━━ RECORDED DATA ━━

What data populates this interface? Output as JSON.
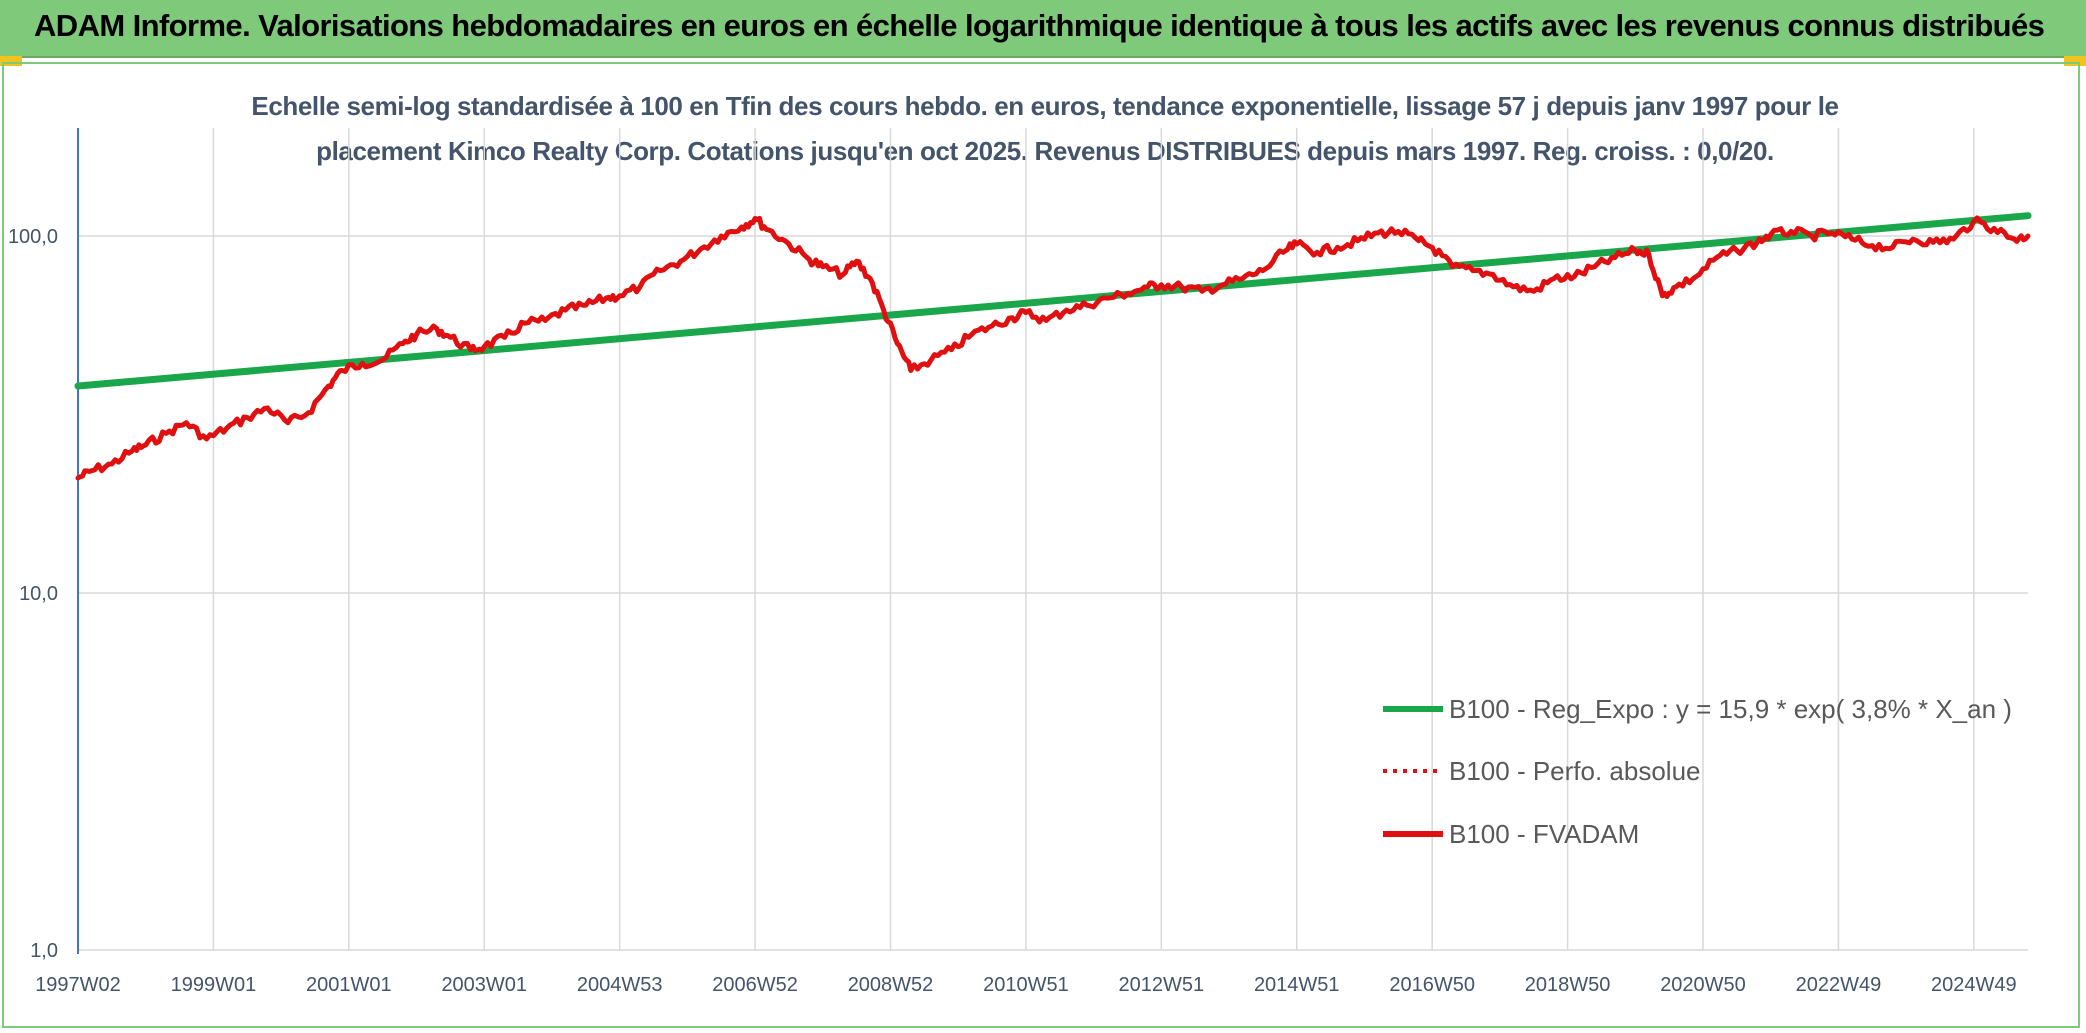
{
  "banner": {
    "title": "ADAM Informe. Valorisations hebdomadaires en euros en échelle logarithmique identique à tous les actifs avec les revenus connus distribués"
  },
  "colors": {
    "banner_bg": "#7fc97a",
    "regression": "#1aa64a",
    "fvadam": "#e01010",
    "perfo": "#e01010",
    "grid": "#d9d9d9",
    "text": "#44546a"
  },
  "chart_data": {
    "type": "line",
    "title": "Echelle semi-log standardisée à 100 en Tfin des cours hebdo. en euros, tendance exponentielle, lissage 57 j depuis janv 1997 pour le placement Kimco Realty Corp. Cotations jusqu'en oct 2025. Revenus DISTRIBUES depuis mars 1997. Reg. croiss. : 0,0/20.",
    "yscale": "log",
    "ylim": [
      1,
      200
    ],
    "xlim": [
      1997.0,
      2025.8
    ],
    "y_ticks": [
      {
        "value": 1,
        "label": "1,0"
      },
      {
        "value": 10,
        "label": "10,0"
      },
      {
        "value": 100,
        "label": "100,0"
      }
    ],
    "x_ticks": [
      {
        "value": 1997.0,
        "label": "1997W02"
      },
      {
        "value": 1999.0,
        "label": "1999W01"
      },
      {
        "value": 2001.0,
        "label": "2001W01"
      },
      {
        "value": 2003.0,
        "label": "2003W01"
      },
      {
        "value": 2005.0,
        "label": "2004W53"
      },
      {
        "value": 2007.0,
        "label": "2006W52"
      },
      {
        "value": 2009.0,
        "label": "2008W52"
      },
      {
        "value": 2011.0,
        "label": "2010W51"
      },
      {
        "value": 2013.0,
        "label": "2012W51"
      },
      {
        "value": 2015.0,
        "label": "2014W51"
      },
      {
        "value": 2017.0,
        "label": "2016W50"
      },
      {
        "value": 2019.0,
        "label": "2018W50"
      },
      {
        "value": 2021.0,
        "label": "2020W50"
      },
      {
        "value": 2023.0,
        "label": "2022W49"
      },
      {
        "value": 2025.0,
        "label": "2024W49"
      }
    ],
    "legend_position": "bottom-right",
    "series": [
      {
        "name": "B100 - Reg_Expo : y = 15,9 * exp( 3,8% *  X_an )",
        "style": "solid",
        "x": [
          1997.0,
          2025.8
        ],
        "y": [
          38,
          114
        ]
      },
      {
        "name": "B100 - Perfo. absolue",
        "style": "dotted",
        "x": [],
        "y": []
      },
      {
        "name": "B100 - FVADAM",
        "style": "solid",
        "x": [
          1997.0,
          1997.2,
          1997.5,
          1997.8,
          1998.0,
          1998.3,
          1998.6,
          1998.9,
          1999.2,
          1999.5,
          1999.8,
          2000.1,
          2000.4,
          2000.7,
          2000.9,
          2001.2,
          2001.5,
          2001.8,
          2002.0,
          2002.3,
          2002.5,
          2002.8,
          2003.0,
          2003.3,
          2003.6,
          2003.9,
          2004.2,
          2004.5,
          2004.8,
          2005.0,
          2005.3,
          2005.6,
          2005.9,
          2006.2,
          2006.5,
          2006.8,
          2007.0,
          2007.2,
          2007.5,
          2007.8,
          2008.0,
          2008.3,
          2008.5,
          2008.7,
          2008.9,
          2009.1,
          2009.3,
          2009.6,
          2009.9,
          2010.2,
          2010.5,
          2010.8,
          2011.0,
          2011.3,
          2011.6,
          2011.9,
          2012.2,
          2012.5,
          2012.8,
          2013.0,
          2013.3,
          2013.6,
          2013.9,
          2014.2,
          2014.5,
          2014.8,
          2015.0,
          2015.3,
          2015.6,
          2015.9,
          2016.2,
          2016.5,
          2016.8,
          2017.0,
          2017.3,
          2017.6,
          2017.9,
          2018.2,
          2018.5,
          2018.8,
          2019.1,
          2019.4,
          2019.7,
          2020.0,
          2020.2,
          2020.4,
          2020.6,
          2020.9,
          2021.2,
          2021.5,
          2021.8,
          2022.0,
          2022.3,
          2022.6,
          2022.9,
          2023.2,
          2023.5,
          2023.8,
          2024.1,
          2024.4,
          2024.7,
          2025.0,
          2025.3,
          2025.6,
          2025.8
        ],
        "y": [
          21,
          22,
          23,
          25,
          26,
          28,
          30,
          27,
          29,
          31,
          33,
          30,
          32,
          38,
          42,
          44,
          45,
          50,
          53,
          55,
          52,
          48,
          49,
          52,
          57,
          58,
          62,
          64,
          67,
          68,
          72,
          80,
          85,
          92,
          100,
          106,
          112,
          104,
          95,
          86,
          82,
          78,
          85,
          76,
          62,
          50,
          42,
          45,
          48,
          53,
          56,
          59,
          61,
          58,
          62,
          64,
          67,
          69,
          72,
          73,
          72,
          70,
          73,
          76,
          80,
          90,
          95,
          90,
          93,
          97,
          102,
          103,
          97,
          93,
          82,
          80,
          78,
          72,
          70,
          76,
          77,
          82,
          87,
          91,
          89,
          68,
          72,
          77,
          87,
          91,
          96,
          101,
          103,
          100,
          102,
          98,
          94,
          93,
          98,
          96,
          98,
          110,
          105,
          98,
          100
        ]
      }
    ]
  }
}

━━━
━━ RECORDED DATA ━━

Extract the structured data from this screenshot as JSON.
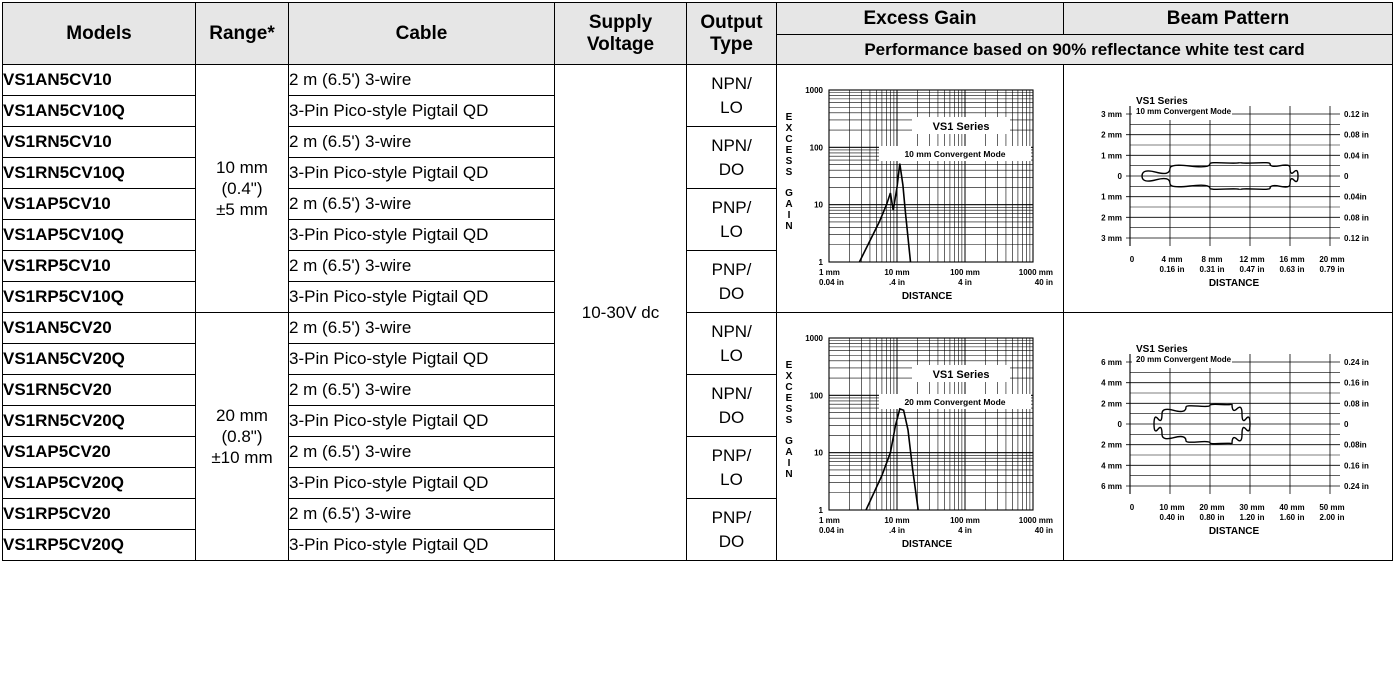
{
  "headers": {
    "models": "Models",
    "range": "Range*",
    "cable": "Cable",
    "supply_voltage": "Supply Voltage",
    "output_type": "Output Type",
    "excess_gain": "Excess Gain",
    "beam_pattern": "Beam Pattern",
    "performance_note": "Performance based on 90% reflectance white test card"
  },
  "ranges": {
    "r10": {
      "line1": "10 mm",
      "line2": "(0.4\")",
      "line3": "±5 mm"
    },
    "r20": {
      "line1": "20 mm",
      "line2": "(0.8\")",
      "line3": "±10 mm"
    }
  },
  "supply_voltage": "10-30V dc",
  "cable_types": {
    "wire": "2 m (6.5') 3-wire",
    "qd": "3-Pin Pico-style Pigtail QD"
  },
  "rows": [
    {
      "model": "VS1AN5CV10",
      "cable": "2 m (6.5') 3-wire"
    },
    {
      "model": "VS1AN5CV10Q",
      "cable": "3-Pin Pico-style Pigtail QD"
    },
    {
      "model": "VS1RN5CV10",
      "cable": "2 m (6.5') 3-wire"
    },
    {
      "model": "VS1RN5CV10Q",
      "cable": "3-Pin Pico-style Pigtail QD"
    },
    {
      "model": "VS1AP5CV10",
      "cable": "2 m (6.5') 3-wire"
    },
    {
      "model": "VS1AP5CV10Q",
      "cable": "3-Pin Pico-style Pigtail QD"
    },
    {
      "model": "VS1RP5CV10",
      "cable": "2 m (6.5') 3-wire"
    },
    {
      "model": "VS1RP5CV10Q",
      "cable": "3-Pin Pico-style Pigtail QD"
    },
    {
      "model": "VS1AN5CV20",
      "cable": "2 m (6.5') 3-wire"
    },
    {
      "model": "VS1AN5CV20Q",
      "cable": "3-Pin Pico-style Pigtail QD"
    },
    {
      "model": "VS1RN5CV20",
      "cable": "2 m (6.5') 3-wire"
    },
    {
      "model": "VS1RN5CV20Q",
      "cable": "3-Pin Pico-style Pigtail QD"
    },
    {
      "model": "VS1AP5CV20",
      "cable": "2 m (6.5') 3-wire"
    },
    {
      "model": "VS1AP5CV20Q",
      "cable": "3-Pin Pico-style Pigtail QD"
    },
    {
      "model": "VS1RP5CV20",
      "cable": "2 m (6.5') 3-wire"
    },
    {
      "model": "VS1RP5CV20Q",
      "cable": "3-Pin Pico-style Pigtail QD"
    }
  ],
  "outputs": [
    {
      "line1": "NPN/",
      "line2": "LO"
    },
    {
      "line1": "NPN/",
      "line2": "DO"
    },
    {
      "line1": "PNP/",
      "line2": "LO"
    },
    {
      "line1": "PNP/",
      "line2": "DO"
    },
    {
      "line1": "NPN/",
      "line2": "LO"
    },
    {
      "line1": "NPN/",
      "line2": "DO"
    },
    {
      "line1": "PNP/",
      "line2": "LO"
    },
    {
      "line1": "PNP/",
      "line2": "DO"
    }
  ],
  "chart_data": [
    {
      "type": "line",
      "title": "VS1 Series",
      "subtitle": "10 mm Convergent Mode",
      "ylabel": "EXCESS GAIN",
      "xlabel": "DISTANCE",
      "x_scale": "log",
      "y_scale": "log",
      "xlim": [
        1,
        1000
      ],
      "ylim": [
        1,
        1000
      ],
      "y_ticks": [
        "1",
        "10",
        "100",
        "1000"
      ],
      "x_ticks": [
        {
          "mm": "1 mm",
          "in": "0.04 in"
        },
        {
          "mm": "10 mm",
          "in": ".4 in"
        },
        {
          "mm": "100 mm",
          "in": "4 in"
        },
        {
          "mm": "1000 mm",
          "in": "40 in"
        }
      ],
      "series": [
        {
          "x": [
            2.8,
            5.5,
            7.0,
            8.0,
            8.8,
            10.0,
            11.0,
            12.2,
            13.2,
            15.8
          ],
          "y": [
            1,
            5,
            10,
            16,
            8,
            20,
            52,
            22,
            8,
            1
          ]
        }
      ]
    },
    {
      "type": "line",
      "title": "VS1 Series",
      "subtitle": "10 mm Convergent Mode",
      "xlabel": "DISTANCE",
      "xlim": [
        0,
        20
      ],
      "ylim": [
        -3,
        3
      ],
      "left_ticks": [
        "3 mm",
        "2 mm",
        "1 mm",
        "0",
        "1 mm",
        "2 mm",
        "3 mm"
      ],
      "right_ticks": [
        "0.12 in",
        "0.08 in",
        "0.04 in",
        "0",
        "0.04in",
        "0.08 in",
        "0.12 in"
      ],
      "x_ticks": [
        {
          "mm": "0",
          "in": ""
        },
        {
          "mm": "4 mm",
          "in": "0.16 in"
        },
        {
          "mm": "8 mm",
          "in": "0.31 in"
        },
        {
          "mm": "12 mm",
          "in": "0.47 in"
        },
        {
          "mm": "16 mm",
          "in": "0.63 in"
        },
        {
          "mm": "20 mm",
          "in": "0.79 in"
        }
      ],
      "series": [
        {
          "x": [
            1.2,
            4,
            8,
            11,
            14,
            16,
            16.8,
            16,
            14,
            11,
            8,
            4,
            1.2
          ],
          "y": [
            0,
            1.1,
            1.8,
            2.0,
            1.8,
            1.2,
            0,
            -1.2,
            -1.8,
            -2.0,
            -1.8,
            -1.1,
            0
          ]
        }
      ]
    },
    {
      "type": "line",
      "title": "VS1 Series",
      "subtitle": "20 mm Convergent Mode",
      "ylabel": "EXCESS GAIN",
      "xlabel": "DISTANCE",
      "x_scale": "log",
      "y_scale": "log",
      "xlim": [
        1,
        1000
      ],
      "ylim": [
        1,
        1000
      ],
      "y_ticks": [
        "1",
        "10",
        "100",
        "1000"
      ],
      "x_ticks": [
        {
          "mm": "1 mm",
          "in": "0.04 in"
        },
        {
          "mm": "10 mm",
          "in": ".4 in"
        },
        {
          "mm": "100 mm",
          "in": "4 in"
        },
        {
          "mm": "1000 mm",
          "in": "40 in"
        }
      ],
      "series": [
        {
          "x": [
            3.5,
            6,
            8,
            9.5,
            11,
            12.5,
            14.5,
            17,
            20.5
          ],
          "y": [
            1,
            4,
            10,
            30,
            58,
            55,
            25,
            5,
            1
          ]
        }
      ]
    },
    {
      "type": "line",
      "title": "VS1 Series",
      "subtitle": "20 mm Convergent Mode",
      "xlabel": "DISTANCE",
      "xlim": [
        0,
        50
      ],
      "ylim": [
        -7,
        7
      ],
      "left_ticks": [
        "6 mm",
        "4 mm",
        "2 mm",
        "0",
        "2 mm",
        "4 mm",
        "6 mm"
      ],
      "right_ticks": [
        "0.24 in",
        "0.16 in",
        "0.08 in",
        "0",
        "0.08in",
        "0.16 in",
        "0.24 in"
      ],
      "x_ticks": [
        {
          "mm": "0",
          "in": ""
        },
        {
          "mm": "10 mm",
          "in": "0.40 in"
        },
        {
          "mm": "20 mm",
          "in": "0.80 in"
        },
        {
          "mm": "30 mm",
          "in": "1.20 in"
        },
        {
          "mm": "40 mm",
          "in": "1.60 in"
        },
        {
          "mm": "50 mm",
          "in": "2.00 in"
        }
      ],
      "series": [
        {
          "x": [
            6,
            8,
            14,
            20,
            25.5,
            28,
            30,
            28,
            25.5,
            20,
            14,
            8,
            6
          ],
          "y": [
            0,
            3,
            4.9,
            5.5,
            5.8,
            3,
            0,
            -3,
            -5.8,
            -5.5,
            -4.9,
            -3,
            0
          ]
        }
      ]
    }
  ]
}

━━━

EXERCISE: Locate all lines in the listing above with the word "euros" and copy them.

WORKED SOLUTION:
    "title": "ADAM Informe. Valorisations hebdomadaires en euros en échelle logarithmique identique à tous les actifs avec les revenus connus distribués"
    "title": "Echelle semi-log standardisée à 100 en Tfin des cours hebdo. en euros, tendance exponentielle, lissage 57 j depuis janv 1997 pour le placement Kimco Realty Corp. Cotations jusqu'en oct 2025. Revenus DISTRIBUES depuis mars 1997. Reg. croiss. : 0,0/20.",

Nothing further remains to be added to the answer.